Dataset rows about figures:
....
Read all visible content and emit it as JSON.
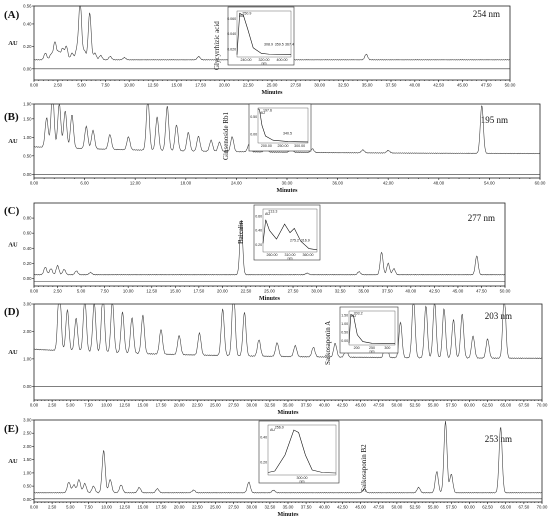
{
  "chart_data": [
    {
      "type": "line",
      "panel_label": "(A)",
      "wavelength": "254 nm",
      "compound": "Glycyrrhizic acid",
      "ylabel": "AU",
      "xlabel": "Minutes",
      "xlim": [
        0,
        50
      ],
      "ylim": [
        -0.1,
        0.56
      ],
      "x_ticks": [
        "0.00",
        "2.50",
        "5.00",
        "7.50",
        "10.00",
        "12.50",
        "15.00",
        "17.50",
        "20.00",
        "22.50",
        "25.00",
        "27.50",
        "30.00",
        "32.50",
        "35.00",
        "37.50",
        "40.00",
        "42.50",
        "45.00",
        "47.50",
        "50.00"
      ],
      "y_ticks": [
        "0.56",
        "0.40",
        "0.20",
        "0.00"
      ],
      "peaks": [
        {
          "t": 1.2,
          "h": 0.06
        },
        {
          "t": 1.8,
          "h": 0.05
        },
        {
          "t": 2.2,
          "h": 0.16
        },
        {
          "t": 2.6,
          "h": 0.07
        },
        {
          "t": 3.0,
          "h": 0.1
        },
        {
          "t": 3.4,
          "h": 0.12
        },
        {
          "t": 4.0,
          "h": 0.06
        },
        {
          "t": 4.5,
          "h": 0.09
        },
        {
          "t": 4.85,
          "h": 0.52
        },
        {
          "t": 5.3,
          "h": 0.08
        },
        {
          "t": 5.85,
          "h": 0.42
        },
        {
          "t": 6.4,
          "h": 0.06
        },
        {
          "t": 7.0,
          "h": 0.04
        },
        {
          "t": 8.0,
          "h": 0.03
        },
        {
          "t": 9.5,
          "h": 0.02
        },
        {
          "t": 17.3,
          "h": 0.03
        },
        {
          "t": 34.9,
          "h": 0.05
        }
      ],
      "baseline": 0.08,
      "second_trace_baseline": 0.0,
      "inset": {
        "x_ticks": [
          "240.00",
          "320.00",
          "400.00"
        ],
        "y_ticks": [
          "0.060",
          "0.040",
          "0.020"
        ],
        "ylabel": "AU",
        "xlabel": "nm",
        "peak_labels": [
          "250.9",
          "308.9",
          "359.5",
          "367.4"
        ]
      }
    },
    {
      "type": "line",
      "panel_label": "(B)",
      "wavelength": "195 nm",
      "compound": "Ginsenoside Rb1",
      "ylabel": "AU",
      "xlabel": "Minutes",
      "xlim": [
        0,
        60
      ],
      "ylim": [
        -0.1,
        1.9
      ],
      "x_ticks": [
        "0.00",
        "6.00",
        "12.00",
        "18.00",
        "24.00",
        "30.00",
        "36.00",
        "42.00",
        "48.00",
        "54.00",
        "60.00"
      ],
      "y_ticks": [
        "1.90",
        "1.50",
        "1.00",
        "0.50",
        "0.00"
      ],
      "peaks": [
        {
          "t": 1.5,
          "h": 0.8
        },
        {
          "t": 2.2,
          "h": 1.5
        },
        {
          "t": 3.0,
          "h": 1.2
        },
        {
          "t": 3.7,
          "h": 1.0
        },
        {
          "t": 4.5,
          "h": 0.9
        },
        {
          "t": 6.2,
          "h": 0.6
        },
        {
          "t": 7.0,
          "h": 0.5
        },
        {
          "t": 9.0,
          "h": 0.4
        },
        {
          "t": 11.2,
          "h": 0.35
        },
        {
          "t": 13.5,
          "h": 1.4
        },
        {
          "t": 14.6,
          "h": 0.9
        },
        {
          "t": 15.8,
          "h": 1.2
        },
        {
          "t": 16.9,
          "h": 0.7
        },
        {
          "t": 18.3,
          "h": 0.5
        },
        {
          "t": 19.5,
          "h": 0.4
        },
        {
          "t": 21.0,
          "h": 0.3
        },
        {
          "t": 22.0,
          "h": 0.25
        },
        {
          "t": 23.5,
          "h": 0.4
        },
        {
          "t": 25.5,
          "h": 0.2
        },
        {
          "t": 27.5,
          "h": 0.15
        },
        {
          "t": 30.5,
          "h": 0.1
        },
        {
          "t": 33.0,
          "h": 0.1
        },
        {
          "t": 39.0,
          "h": 0.08
        },
        {
          "t": 42.0,
          "h": 0.07
        },
        {
          "t": 53.1,
          "h": 1.3
        }
      ],
      "baseline": 0.55,
      "second_trace_baseline": 0.0,
      "inset": {
        "x_ticks": [
          "200.00",
          "250.00",
          "300.00"
        ],
        "y_ticks": [
          "0.50",
          "0.00"
        ],
        "ylabel": "AU",
        "xlabel": "",
        "peak_labels": [
          "197.6",
          "340.5"
        ]
      }
    },
    {
      "type": "line",
      "panel_label": "(C)",
      "wavelength": "277 nm",
      "compound": "Baicalin",
      "ylabel": "AU",
      "xlabel": "Minutes",
      "xlim": [
        0,
        50
      ],
      "ylim": [
        -0.1,
        1.0
      ],
      "x_ticks": [
        "0.00",
        "2.50",
        "5.00",
        "7.50",
        "10.00",
        "12.50",
        "15.00",
        "17.50",
        "20.00",
        "22.50",
        "25.00",
        "27.50",
        "30.00",
        "32.50",
        "35.00",
        "37.50",
        "40.00",
        "42.50",
        "45.00",
        "47.50",
        "50.00"
      ],
      "y_ticks": [
        "0.80",
        "0.60",
        "0.40",
        "0.20",
        "0.00"
      ],
      "peaks": [
        {
          "t": 1.2,
          "h": 0.1
        },
        {
          "t": 1.8,
          "h": 0.08
        },
        {
          "t": 2.5,
          "h": 0.12
        },
        {
          "t": 3.2,
          "h": 0.07
        },
        {
          "t": 4.5,
          "h": 0.05
        },
        {
          "t": 6.0,
          "h": 0.03
        },
        {
          "t": 22.0,
          "h": 0.72
        },
        {
          "t": 29.0,
          "h": 0.02
        },
        {
          "t": 34.5,
          "h": 0.04
        },
        {
          "t": 36.9,
          "h": 0.3
        },
        {
          "t": 37.6,
          "h": 0.15
        },
        {
          "t": 38.2,
          "h": 0.08
        },
        {
          "t": 47.0,
          "h": 0.25
        }
      ],
      "baseline": 0.05,
      "second_trace_baseline": -0.04,
      "inset": {
        "x_ticks": [
          "260.00",
          "310.00",
          "360.00"
        ],
        "y_ticks": [
          "0.60",
          "0.40",
          "0.20"
        ],
        "ylabel": "AU",
        "xlabel": "nm",
        "peak_labels": [
          "213.3",
          "275.2",
          "316.9"
        ]
      }
    },
    {
      "type": "line",
      "panel_label": "(D)",
      "wavelength": "203 nm",
      "compound": "Saikosaponin A",
      "ylabel": "AU",
      "xlabel": "Minutes",
      "xlim": [
        0,
        70
      ],
      "ylim": [
        -0.5,
        3.0
      ],
      "x_ticks": [
        "0.00",
        "2.50",
        "5.00",
        "7.50",
        "10.00",
        "12.50",
        "15.00",
        "17.50",
        "20.00",
        "22.50",
        "25.00",
        "27.50",
        "30.00",
        "32.50",
        "35.00",
        "37.50",
        "40.00",
        "42.50",
        "45.00",
        "47.50",
        "50.00",
        "52.50",
        "55.00",
        "57.50",
        "60.00",
        "62.50",
        "65.00",
        "67.50",
        "70.00"
      ],
      "y_ticks": [
        "3.00",
        "2.00",
        "1.00",
        "0.00"
      ],
      "peaks": [
        {
          "t": 3.5,
          "h": 2.6
        },
        {
          "t": 4.6,
          "h": 1.5
        },
        {
          "t": 5.8,
          "h": 1.2
        },
        {
          "t": 7.0,
          "h": 2.0
        },
        {
          "t": 8.3,
          "h": 1.8
        },
        {
          "t": 9.5,
          "h": 2.2
        },
        {
          "t": 10.8,
          "h": 1.9
        },
        {
          "t": 12.2,
          "h": 1.5
        },
        {
          "t": 13.5,
          "h": 1.3
        },
        {
          "t": 15.0,
          "h": 1.4
        },
        {
          "t": 17.5,
          "h": 0.9
        },
        {
          "t": 20.0,
          "h": 0.7
        },
        {
          "t": 22.8,
          "h": 0.8
        },
        {
          "t": 26.0,
          "h": 1.7
        },
        {
          "t": 27.5,
          "h": 2.5
        },
        {
          "t": 29.0,
          "h": 1.6
        },
        {
          "t": 31.0,
          "h": 0.6
        },
        {
          "t": 33.5,
          "h": 0.5
        },
        {
          "t": 36.0,
          "h": 0.4
        },
        {
          "t": 38.5,
          "h": 0.35
        },
        {
          "t": 41.5,
          "h": 0.5
        },
        {
          "t": 43.0,
          "h": 0.3
        },
        {
          "t": 48.5,
          "h": 0.9
        },
        {
          "t": 50.5,
          "h": 1.3
        },
        {
          "t": 52.3,
          "h": 2.2
        },
        {
          "t": 54.0,
          "h": 1.9
        },
        {
          "t": 55.2,
          "h": 2.1
        },
        {
          "t": 56.5,
          "h": 1.8
        },
        {
          "t": 57.8,
          "h": 1.4
        },
        {
          "t": 59.0,
          "h": 1.6
        },
        {
          "t": 60.5,
          "h": 0.8
        },
        {
          "t": 62.5,
          "h": 0.7
        },
        {
          "t": 64.8,
          "h": 2.3
        }
      ],
      "baseline": 1.0,
      "second_trace_baseline": 0.0,
      "inset": {
        "x_ticks": [
          "200",
          "250",
          "300"
        ],
        "y_ticks": [
          "1.50",
          "1.00",
          "0.50",
          "0.00"
        ],
        "ylabel": "AU",
        "xlabel": "nm",
        "peak_labels": [
          "203.2"
        ]
      }
    },
    {
      "type": "line",
      "panel_label": "(E)",
      "wavelength": "253 nm",
      "compound": "Saikosaponin B2",
      "ylabel": "AU",
      "xlabel": "Minutes",
      "xlim": [
        0,
        70
      ],
      "ylim": [
        -0.1,
        3.0
      ],
      "x_ticks": [
        "0.00",
        "2.50",
        "5.00",
        "7.50",
        "10.00",
        "12.50",
        "15.00",
        "17.50",
        "20.00",
        "22.50",
        "25.00",
        "27.50",
        "30.00",
        "32.50",
        "35.00",
        "37.50",
        "40.00",
        "42.50",
        "45.00",
        "47.50",
        "50.00",
        "52.50",
        "55.00",
        "57.50",
        "60.00",
        "62.50",
        "65.00",
        "67.50",
        "70.00"
      ],
      "y_ticks": [
        "3.00",
        "2.50",
        "2.00",
        "1.50",
        "1.00",
        "0.50",
        "0.00"
      ],
      "peaks": [
        {
          "t": 4.8,
          "h": 0.4
        },
        {
          "t": 5.5,
          "h": 0.3
        },
        {
          "t": 6.2,
          "h": 0.5
        },
        {
          "t": 7.0,
          "h": 0.35
        },
        {
          "t": 8.2,
          "h": 0.25
        },
        {
          "t": 9.6,
          "h": 1.6
        },
        {
          "t": 10.5,
          "h": 0.5
        },
        {
          "t": 12.0,
          "h": 0.3
        },
        {
          "t": 14.5,
          "h": 0.2
        },
        {
          "t": 17.0,
          "h": 0.15
        },
        {
          "t": 22.0,
          "h": 0.1
        },
        {
          "t": 29.6,
          "h": 0.4
        },
        {
          "t": 33.0,
          "h": 0.1
        },
        {
          "t": 45.5,
          "h": 0.15
        },
        {
          "t": 53.0,
          "h": 0.2
        },
        {
          "t": 55.5,
          "h": 0.8
        },
        {
          "t": 56.7,
          "h": 2.7
        },
        {
          "t": 57.5,
          "h": 0.7
        },
        {
          "t": 64.3,
          "h": 2.5
        }
      ],
      "baseline": 0.25,
      "second_trace_baseline": 0.02,
      "inset": {
        "x_ticks": [
          "300.00"
        ],
        "y_ticks": [
          "0.40",
          "0.20"
        ],
        "ylabel": "AU",
        "xlabel": "nm",
        "peak_labels": [
          "256.0"
        ]
      }
    }
  ]
}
....
Directions for this task = Consider the entries above and return each line with the string "Saikosaponin".

Full solution =
      "compound": "Saikosaponin A",
      "compound": "Saikosaponin B2",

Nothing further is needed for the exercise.